Goal of the exercise: Select all lines in the records that include "grid".

Entries shown:
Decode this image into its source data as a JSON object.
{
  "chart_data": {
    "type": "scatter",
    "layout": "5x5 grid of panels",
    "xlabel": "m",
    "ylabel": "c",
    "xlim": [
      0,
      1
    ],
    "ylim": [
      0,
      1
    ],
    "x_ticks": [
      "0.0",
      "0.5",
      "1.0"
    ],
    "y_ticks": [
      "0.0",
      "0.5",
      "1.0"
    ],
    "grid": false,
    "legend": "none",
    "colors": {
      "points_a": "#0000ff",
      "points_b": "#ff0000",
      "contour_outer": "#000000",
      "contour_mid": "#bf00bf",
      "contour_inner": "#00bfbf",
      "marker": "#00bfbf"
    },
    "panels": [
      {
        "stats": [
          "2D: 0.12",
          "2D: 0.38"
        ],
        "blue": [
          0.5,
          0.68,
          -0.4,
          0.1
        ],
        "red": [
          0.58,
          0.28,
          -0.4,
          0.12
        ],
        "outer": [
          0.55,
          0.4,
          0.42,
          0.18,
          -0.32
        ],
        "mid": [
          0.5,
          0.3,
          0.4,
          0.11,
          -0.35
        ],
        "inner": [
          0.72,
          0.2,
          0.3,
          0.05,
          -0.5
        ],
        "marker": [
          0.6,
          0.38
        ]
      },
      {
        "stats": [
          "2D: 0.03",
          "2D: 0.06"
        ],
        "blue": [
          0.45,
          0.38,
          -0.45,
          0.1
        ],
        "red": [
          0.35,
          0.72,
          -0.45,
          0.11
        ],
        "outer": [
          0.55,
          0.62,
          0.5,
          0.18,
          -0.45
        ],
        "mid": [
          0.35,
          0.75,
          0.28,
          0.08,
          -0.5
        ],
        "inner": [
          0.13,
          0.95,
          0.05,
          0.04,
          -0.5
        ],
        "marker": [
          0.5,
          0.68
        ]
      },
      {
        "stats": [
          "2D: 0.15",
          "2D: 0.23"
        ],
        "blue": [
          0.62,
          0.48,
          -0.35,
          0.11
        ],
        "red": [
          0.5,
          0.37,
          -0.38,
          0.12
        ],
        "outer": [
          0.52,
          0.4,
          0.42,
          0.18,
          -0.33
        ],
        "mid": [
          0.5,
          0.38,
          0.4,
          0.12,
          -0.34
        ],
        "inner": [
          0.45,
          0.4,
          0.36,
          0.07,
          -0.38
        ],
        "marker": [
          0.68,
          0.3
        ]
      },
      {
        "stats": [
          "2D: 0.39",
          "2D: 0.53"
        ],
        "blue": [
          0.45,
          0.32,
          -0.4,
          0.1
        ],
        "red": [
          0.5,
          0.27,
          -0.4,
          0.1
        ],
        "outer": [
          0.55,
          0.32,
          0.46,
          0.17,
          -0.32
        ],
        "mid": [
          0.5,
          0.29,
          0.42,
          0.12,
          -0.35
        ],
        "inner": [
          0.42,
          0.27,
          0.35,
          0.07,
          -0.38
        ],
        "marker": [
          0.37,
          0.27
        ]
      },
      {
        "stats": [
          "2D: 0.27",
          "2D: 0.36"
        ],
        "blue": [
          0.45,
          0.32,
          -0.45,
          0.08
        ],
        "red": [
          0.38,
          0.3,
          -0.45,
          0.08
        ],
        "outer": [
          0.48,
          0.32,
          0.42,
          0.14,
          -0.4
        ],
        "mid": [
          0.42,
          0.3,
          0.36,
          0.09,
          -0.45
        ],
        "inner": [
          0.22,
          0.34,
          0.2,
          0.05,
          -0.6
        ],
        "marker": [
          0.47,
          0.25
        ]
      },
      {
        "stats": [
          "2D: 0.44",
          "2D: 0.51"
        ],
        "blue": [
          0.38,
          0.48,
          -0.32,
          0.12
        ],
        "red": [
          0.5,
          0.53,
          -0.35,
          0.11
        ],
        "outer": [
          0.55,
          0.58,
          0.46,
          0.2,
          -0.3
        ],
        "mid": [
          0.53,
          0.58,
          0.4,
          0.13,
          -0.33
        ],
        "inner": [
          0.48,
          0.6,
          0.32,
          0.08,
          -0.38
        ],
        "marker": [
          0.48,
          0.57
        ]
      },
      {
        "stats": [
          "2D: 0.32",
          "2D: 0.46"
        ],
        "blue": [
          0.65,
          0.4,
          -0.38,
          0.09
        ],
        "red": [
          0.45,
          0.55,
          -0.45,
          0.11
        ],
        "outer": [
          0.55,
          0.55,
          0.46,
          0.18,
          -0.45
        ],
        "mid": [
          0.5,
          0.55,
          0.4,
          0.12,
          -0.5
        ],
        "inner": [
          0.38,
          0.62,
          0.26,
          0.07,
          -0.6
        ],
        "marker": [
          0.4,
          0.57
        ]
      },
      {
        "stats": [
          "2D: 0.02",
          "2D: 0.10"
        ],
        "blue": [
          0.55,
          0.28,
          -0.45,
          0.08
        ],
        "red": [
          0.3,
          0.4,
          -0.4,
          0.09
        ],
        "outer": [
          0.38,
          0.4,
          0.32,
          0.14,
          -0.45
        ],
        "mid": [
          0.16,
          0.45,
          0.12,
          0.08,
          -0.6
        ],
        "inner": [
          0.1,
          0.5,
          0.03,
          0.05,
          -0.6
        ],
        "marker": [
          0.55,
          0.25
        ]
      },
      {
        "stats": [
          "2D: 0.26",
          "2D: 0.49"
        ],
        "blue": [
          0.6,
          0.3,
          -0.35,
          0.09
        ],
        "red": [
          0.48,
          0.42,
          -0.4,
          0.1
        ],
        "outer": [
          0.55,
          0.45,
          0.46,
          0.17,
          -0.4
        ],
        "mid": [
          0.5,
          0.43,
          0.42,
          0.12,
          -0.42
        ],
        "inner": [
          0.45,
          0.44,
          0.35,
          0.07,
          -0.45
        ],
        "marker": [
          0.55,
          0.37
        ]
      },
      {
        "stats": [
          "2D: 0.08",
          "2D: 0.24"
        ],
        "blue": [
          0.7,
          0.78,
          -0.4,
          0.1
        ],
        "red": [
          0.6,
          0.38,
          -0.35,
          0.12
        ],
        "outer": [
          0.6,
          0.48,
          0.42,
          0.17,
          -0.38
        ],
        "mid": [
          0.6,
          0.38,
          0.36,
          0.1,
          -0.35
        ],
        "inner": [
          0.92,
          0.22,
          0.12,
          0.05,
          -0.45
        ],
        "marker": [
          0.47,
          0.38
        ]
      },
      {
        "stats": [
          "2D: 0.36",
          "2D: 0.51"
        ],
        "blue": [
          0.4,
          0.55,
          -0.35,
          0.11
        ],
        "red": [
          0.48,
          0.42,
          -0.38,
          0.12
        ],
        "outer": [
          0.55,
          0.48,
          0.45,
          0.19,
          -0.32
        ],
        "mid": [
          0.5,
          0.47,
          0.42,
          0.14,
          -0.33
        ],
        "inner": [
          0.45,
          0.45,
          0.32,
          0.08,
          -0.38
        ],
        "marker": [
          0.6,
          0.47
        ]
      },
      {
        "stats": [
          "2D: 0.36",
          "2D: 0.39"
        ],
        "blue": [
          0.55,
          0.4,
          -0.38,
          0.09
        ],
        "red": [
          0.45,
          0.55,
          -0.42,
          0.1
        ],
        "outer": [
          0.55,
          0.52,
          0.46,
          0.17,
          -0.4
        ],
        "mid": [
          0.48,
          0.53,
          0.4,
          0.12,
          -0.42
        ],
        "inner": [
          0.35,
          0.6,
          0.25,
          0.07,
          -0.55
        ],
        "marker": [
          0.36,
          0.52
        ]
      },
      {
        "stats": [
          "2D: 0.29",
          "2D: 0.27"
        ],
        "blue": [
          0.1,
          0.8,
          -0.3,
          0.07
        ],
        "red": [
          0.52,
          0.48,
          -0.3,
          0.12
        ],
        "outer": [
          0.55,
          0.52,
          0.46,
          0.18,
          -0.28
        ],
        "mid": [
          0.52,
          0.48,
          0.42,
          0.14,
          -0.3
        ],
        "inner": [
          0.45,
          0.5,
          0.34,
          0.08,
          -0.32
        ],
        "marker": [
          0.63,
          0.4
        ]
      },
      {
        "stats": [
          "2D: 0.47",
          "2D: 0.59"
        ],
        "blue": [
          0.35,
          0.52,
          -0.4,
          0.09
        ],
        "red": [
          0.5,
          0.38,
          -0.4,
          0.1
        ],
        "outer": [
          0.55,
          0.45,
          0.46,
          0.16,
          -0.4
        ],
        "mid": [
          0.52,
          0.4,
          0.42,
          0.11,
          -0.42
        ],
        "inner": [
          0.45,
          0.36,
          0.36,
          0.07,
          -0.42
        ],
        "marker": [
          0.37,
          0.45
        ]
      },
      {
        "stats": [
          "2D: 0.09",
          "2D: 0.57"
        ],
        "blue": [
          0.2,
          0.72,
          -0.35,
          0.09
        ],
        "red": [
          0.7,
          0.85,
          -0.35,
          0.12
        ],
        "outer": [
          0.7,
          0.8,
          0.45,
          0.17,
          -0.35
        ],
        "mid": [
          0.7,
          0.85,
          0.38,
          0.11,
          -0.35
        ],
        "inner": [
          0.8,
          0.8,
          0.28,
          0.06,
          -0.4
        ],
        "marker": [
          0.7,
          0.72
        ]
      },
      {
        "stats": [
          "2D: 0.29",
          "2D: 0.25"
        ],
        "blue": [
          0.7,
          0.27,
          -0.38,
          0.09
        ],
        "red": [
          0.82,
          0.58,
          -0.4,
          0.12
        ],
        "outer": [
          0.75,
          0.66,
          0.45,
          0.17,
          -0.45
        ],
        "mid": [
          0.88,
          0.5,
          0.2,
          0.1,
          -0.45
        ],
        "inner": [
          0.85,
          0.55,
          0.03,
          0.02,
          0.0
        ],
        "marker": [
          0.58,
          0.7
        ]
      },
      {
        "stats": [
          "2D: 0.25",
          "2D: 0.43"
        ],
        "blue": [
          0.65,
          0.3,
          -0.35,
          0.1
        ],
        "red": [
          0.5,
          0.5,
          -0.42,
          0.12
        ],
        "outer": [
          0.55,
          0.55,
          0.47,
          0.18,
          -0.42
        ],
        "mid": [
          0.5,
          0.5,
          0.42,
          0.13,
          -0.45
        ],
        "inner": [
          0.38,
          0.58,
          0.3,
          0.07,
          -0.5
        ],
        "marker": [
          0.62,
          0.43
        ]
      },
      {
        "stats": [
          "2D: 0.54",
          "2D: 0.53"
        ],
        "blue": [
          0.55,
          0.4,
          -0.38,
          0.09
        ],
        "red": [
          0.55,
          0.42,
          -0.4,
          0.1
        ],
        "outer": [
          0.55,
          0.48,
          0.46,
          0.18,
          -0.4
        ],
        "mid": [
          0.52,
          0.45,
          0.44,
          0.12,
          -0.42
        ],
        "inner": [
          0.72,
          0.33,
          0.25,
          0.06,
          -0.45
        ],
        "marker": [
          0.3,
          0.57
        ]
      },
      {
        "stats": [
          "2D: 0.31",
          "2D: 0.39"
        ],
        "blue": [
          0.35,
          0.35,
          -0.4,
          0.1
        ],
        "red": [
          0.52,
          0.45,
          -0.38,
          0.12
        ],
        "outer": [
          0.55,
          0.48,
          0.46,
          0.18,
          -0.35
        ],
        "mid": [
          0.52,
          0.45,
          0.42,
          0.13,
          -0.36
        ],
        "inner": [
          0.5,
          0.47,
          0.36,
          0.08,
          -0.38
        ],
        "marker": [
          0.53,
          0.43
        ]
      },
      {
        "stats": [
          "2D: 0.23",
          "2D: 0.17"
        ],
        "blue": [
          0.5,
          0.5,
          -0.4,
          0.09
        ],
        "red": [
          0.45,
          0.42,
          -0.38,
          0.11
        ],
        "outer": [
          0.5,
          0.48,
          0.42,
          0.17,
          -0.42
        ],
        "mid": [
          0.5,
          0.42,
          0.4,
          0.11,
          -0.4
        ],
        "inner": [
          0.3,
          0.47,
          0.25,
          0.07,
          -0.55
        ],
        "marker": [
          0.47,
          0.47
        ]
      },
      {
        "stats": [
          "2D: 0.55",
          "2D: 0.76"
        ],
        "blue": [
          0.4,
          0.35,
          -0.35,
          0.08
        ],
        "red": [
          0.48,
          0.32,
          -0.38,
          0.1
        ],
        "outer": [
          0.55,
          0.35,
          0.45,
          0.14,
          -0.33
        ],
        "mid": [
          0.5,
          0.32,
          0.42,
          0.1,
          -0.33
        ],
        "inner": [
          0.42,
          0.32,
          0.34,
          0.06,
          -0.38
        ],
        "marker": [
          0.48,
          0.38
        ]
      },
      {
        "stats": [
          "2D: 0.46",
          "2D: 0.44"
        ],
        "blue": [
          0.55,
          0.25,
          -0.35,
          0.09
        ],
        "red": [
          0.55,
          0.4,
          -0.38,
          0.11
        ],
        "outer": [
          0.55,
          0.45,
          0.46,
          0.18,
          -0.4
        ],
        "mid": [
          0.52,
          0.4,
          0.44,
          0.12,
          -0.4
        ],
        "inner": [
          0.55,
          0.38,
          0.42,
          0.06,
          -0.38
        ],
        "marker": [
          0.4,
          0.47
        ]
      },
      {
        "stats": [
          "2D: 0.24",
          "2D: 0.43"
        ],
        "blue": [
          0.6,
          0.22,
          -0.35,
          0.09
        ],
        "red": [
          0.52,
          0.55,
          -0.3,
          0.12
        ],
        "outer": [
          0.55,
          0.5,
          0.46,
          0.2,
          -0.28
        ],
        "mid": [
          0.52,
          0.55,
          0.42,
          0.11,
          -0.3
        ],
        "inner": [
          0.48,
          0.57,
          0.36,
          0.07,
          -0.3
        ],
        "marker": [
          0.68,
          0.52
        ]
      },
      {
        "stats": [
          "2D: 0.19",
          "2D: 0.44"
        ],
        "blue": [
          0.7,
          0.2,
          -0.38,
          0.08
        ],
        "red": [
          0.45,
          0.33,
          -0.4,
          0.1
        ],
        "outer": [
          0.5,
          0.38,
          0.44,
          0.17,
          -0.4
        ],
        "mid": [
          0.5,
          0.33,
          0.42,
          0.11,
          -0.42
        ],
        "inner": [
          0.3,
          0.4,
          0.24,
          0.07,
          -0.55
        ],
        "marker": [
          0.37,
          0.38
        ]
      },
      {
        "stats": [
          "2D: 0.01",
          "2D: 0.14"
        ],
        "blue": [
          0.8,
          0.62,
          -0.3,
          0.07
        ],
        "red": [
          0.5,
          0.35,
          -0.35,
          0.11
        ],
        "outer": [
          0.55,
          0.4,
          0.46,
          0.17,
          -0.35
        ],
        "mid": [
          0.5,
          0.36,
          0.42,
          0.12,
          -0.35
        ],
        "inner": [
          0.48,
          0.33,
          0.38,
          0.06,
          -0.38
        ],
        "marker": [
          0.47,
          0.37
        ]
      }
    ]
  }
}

Answer to this problem:
    "layout": "5x5 grid of panels",
    "grid": false,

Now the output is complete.